WHAT YOU HAVE TO DO » Select and reproduce each line of the listing below that bears the string "制导与控制系统".

-- BEGIN EXCERPTED DATA --

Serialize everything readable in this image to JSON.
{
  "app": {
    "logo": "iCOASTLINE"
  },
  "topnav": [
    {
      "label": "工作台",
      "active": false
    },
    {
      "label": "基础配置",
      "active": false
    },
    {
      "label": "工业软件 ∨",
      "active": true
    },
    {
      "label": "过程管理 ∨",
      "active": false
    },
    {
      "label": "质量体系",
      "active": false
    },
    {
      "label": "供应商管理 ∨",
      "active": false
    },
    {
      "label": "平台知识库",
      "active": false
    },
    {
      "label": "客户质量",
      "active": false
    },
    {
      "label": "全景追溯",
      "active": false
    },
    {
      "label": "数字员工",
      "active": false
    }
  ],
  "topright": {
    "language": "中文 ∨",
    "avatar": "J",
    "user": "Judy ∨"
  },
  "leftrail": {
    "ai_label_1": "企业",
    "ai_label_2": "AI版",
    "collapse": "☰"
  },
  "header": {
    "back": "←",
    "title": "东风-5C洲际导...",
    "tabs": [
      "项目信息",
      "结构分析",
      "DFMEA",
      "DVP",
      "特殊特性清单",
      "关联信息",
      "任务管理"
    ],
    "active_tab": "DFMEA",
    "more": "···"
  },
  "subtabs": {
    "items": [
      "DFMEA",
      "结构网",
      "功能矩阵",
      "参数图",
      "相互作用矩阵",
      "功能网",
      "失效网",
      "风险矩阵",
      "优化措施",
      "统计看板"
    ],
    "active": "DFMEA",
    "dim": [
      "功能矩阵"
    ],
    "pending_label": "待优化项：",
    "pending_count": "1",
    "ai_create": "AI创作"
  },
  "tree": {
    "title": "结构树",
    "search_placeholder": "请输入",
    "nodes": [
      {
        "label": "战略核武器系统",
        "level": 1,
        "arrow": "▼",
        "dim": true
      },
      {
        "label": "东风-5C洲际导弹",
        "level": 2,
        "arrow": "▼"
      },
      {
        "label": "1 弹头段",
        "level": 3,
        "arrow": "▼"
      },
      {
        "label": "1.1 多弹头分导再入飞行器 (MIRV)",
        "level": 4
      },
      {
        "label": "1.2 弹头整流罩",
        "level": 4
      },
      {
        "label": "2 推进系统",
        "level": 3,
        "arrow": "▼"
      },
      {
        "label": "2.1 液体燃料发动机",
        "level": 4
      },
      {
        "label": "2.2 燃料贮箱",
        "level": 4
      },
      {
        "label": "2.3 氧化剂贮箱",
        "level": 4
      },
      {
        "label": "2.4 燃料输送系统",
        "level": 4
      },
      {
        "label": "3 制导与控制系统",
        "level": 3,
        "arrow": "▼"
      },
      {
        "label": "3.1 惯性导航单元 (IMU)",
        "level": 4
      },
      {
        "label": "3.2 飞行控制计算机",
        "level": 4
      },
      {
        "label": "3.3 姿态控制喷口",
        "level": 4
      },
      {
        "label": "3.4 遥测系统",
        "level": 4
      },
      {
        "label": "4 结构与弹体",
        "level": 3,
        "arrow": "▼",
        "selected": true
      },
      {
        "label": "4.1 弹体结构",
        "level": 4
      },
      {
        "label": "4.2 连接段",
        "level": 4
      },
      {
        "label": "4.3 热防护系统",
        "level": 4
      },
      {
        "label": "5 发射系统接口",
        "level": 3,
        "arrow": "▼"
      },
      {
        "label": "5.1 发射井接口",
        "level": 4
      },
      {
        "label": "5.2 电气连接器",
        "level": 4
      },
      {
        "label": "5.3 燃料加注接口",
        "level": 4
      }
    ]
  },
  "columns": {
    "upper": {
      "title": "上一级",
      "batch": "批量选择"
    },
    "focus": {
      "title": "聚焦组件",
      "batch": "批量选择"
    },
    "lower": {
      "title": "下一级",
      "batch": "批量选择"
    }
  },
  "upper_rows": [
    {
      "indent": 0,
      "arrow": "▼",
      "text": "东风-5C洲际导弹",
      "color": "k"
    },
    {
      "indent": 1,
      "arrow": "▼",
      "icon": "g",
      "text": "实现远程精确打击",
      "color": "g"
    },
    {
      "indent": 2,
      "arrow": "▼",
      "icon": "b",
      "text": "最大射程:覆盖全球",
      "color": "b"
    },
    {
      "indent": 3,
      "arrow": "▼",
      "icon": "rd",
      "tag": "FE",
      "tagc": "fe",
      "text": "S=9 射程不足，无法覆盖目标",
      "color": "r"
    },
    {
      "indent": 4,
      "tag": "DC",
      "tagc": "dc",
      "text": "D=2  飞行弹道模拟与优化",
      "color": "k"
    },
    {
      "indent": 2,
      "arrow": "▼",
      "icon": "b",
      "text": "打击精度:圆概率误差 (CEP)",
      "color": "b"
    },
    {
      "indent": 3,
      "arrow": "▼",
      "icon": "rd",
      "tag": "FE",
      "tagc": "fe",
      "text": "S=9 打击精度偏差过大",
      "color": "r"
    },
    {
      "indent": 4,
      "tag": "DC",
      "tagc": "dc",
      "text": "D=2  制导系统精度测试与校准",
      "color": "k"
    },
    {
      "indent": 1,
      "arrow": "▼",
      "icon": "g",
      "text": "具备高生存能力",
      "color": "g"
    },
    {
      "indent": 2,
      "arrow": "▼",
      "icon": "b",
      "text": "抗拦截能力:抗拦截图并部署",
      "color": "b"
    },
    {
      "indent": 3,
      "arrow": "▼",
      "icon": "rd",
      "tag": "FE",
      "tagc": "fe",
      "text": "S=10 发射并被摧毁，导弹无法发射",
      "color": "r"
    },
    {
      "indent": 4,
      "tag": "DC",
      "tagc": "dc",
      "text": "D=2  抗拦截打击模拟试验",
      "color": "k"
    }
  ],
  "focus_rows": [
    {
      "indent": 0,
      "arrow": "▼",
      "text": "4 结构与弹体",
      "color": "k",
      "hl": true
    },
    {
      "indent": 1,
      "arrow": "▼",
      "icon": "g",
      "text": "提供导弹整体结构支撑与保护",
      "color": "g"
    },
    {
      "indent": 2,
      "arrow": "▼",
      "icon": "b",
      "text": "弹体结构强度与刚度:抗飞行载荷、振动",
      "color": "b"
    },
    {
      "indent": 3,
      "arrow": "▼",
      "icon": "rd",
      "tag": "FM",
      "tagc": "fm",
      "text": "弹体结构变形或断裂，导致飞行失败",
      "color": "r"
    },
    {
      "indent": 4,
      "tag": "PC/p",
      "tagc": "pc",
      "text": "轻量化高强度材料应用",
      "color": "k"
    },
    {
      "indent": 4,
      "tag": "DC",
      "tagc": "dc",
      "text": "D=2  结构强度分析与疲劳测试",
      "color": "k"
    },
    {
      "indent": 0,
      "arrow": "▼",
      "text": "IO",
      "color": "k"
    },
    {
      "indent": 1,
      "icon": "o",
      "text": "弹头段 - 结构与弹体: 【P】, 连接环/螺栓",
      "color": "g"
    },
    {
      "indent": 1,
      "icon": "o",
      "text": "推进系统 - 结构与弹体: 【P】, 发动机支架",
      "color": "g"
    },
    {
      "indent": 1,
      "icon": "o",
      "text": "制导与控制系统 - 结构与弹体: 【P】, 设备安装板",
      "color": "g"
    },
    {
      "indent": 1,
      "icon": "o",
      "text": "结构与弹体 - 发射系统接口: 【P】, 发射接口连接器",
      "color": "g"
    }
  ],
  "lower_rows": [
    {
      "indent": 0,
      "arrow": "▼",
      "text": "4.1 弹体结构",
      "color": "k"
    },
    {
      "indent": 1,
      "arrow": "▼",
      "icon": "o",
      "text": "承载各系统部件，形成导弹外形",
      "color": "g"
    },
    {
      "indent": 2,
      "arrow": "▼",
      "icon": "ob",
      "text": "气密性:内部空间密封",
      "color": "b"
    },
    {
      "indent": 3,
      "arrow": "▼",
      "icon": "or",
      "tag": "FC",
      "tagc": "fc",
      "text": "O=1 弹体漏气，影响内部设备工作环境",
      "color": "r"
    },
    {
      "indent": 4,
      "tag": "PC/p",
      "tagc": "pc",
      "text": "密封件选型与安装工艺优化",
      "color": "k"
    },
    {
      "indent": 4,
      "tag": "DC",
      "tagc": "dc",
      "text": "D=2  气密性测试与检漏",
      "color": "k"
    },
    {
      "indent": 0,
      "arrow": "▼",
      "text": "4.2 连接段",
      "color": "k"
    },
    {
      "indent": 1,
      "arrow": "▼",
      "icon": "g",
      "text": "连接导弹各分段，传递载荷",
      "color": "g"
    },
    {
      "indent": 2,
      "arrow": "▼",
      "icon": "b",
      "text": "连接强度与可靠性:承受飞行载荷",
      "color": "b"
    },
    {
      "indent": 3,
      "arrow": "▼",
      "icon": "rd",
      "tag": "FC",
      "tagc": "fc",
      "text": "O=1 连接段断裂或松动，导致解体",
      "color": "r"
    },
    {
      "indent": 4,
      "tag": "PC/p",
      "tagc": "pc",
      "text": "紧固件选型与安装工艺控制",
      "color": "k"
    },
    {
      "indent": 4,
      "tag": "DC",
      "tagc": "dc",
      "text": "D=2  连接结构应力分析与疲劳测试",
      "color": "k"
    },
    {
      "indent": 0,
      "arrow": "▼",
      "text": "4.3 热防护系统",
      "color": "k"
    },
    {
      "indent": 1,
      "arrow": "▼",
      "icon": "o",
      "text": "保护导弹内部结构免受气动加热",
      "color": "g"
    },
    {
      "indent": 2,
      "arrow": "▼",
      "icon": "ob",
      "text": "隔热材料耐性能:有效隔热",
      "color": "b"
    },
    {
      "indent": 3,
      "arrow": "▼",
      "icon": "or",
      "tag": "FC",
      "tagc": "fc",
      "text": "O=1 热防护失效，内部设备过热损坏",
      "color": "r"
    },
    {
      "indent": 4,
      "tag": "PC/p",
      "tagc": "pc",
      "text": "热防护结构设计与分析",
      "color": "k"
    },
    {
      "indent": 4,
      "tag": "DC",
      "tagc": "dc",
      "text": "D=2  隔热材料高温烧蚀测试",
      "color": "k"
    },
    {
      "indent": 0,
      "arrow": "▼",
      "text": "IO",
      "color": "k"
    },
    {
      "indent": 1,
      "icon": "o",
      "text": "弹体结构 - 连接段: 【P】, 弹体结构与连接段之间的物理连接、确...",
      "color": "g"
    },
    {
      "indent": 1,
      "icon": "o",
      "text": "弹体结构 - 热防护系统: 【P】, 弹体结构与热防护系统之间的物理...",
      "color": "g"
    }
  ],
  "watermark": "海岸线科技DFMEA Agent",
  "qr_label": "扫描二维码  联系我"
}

-- END EXCERPTED DATA --

WRITTEN REPLY »
        "label": "3 制导与控制系统",
      "text": "制导与控制系统 - 结构与弹体: 【P】, 设备安装板",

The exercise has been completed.